Where the string "What" occurs in the material below, report the whole line.

> MATERIAL PROVIDED
* * *

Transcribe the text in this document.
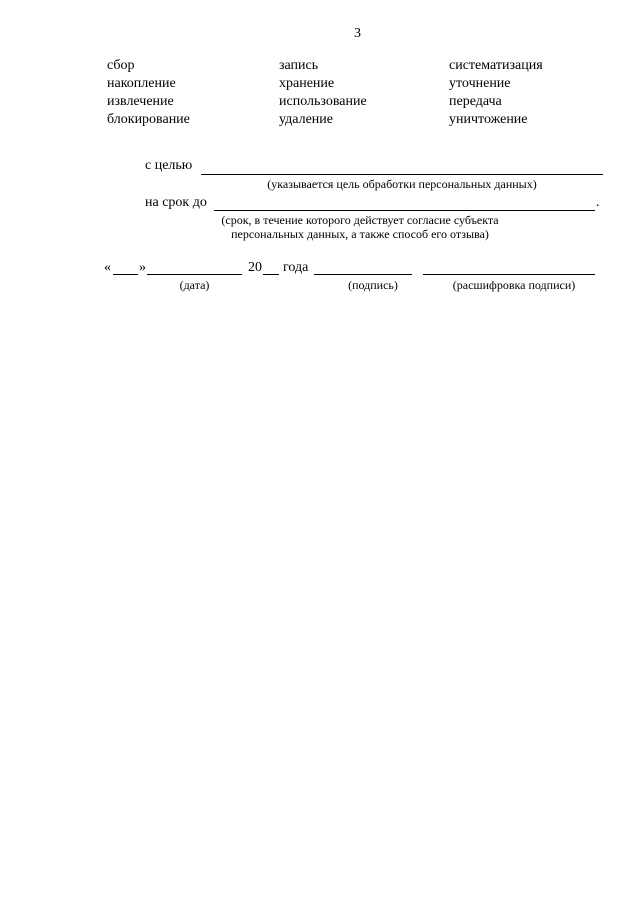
3
сбор	запись	систематизация
накопление	хранение	уточнение
извлечение	использование	передача
блокирование	удаление	уничтожение
с целью
(указывается цель обработки персональных данных)
на срок до	.
(срок, в течение которого действует согласие субъекта
персональных данных, а также способ его отзыва)
« »	20 года
(дата)	(подпись)	(расшифровка подписи)
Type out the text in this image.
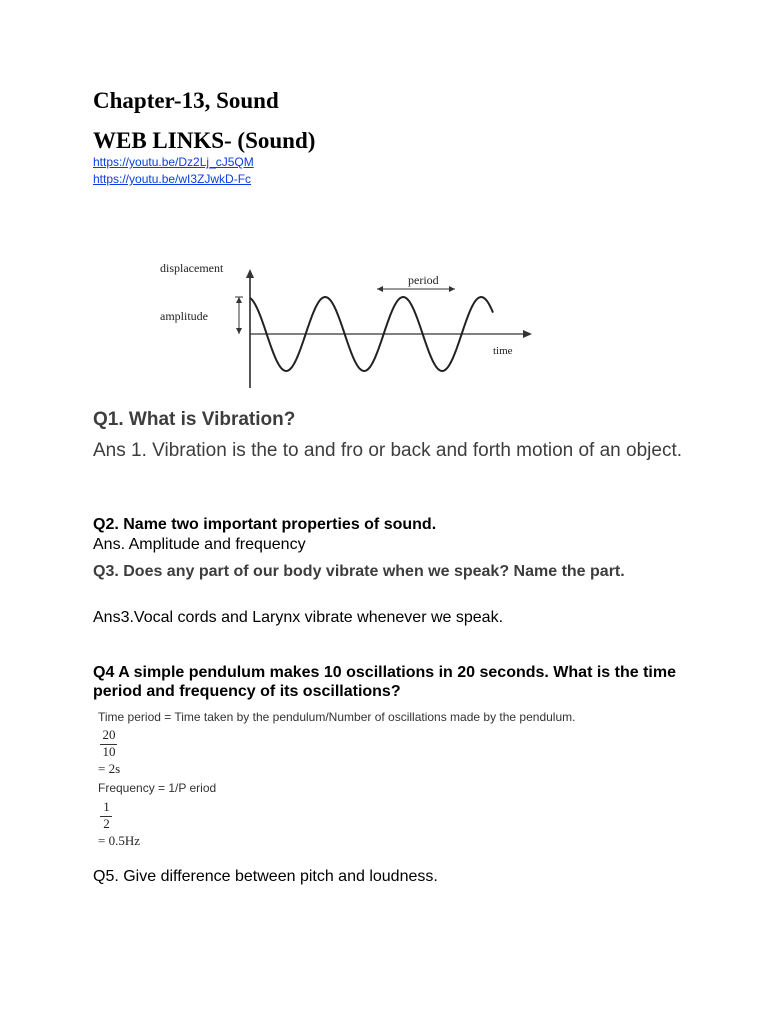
Chapter-13, Sound
WEB LINKS- (Sound)
https://youtu.be/Dz2Lj_cJ5QM
https://youtu.be/wI3ZJwkD-Fc
displacement
amplitude
period
time

Q1. What is Vibration?

Ans 1. Vibration is the to and fro or back and forth motion of an object.

Q2. Name two important properties of sound.

Ans. Amplitude and frequency

Q3. Does any part of our body vibrate when we speak? Name the part.

Ans3.Vocal cords and Larynx vibrate whenever we speak.

Q4 A simple pendulum makes 10 oscillations in 20 seconds. What is the time period and frequency of its oscillations?

Time period = Time taken by the pendulum/Number of oscillations made by the pendulum.
20
10
= 2s
Frequency = 1/P eriod
1
2
= 0.5Hz

Q5. Give difference between pitch and loudness.
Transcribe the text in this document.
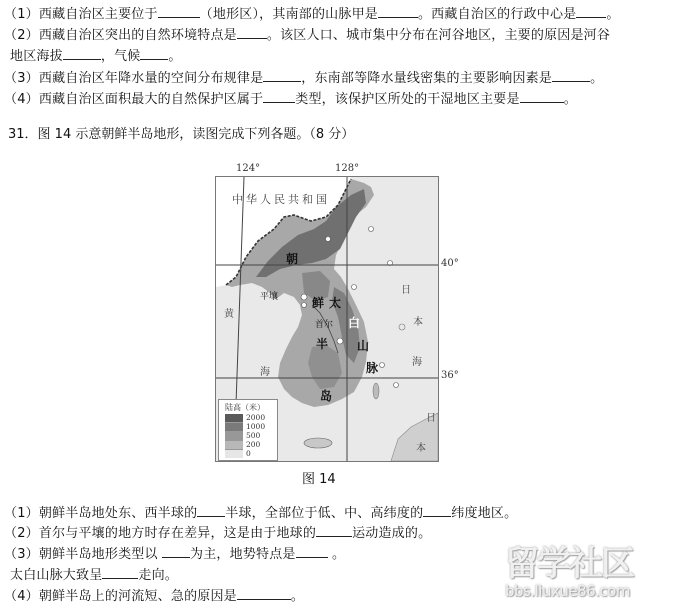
（1）西藏自治区主要位于	（地形区），其南部的山脉甲是	。西藏自治区的行政中心是 。
（2）西藏自治区突出的自然环境特点是 。该区人口、城市集中分布在河谷地区，主要的原因是河谷
地区海拔	，气候 。
（3）西藏自治区年降水量的空间分布规律是	，东南部等降水量线密集的主要影响因素是	。
（4）西藏自治区面积最大的自然保护区属于 类型，该保护区所处的干湿地区主要是	。
31．图 14 示意朝鲜半岛地形，读图完成下列各题。（8 分）
124°	128°
40°
36°
中华人民共和国
朝
鲜 太
白
半 山
脉
岛
平壤
首尔
黄
海
日
本
海
日
本
陆高（米）
2000
1000
500
200
0
图 14
（1）朝鲜半岛地处东、西半球的 半球，全部位于低、中、高纬度的 纬度地区。
（2）首尔与平壤的地方时存在差异，这是由于地球的	运动造成的。
（3）朝鲜半岛地形类型以 为主，地势特点是 。
太白山脉大致呈	走向。
（4）朝鲜半岛上的河流短、急的原因是	。
留学社区
bbs.liuxue86.com
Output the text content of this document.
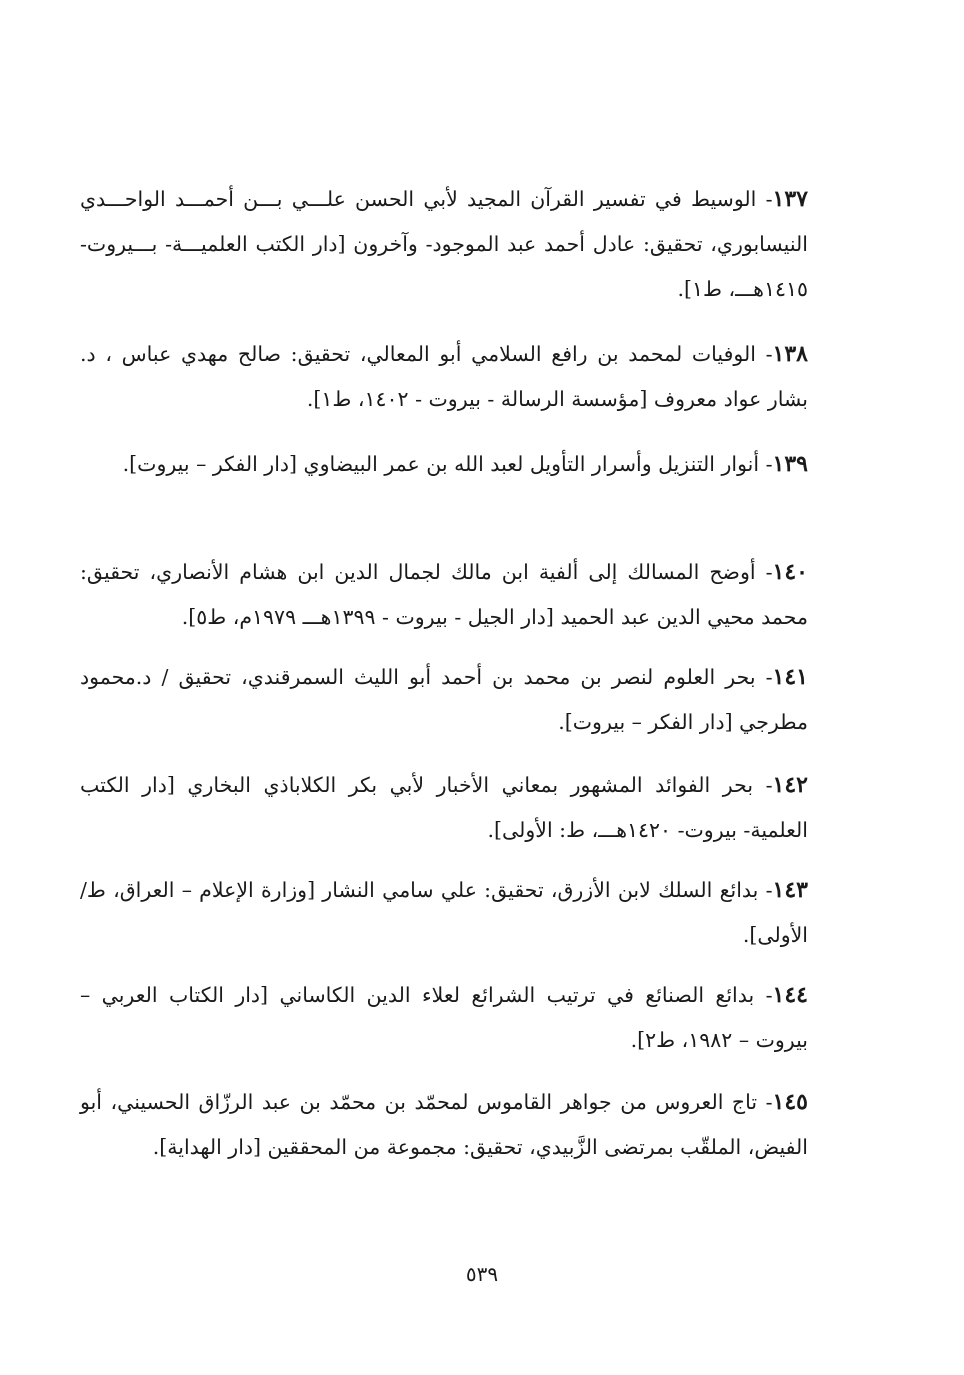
١٣٧- الوسيط في تفسير القرآن المجيد لأبي الحسن علـــي بـــن أحمـــد الواحـــدي النيسابوري، تحقيق: عادل أحمد عبد الموجود- وآخرون [دار الكتب العلميـــة- بـــيروت- ١٤١٥هـــ، ط١].
١٣٨- الوفيات لمحمد بن رافع السلامي أبو المعالي، تحقيق: صالح مهدي عباس ، د. بشار عواد معروف [مؤسسة الرسالة - بيروت - ١٤٠٢، ط١].
١٣٩- أنوار التنزيل وأسرار التأويل لعبد الله بن عمر البيضاوي [دار الفكر – بيروت].
١٤٠- أوضح المسالك إلى ألفية ابن مالك لجمال الدين ابن هشام الأنصاري، تحقيق: محمد محيي الدين عبد الحميد [دار الجيل - بيروت - ١٣٩٩هـــ ١٩٧٩م، ط٥].
١٤١- بحر العلوم لنصر بن محمد بن أحمد أبو الليث السمرقندي، تحقيق / د.محمود مطرجي [دار الفكر – بيروت].
١٤٢- بحر الفوائد المشهور بمعاني الأخبار لأبي بكر الكلاباذي البخاري [دار الكتب العلمية- بيروت- ١٤٢٠هـــ، ط: الأولى].
١٤٣- بدائع السلك لابن الأزرق، تحقيق: علي سامي النشار [وزارة الإعلام – العراق، ط/الأولى].
١٤٤- بدائع الصنائع في ترتيب الشرائع لعلاء الدين الكاساني [دار الكتاب العربي – بيروت – ١٩٨٢، ط٢].
١٤٥- تاج العروس من جواهر القاموس لمحمّد بن محمّد بن عبد الرزّاق الحسيني، أبو الفيض، الملقّب بمرتضى الزَّبيدي، تحقيق: مجموعة من المحققين [دار الهداية].
٥٣٩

* * *

> REPLY TO THE EXERCISE
Q1. What is Vibration?
Q4 A simple pendulum makes 10 oscillations in 20 seconds. What is the time period and frequency of its oscillations?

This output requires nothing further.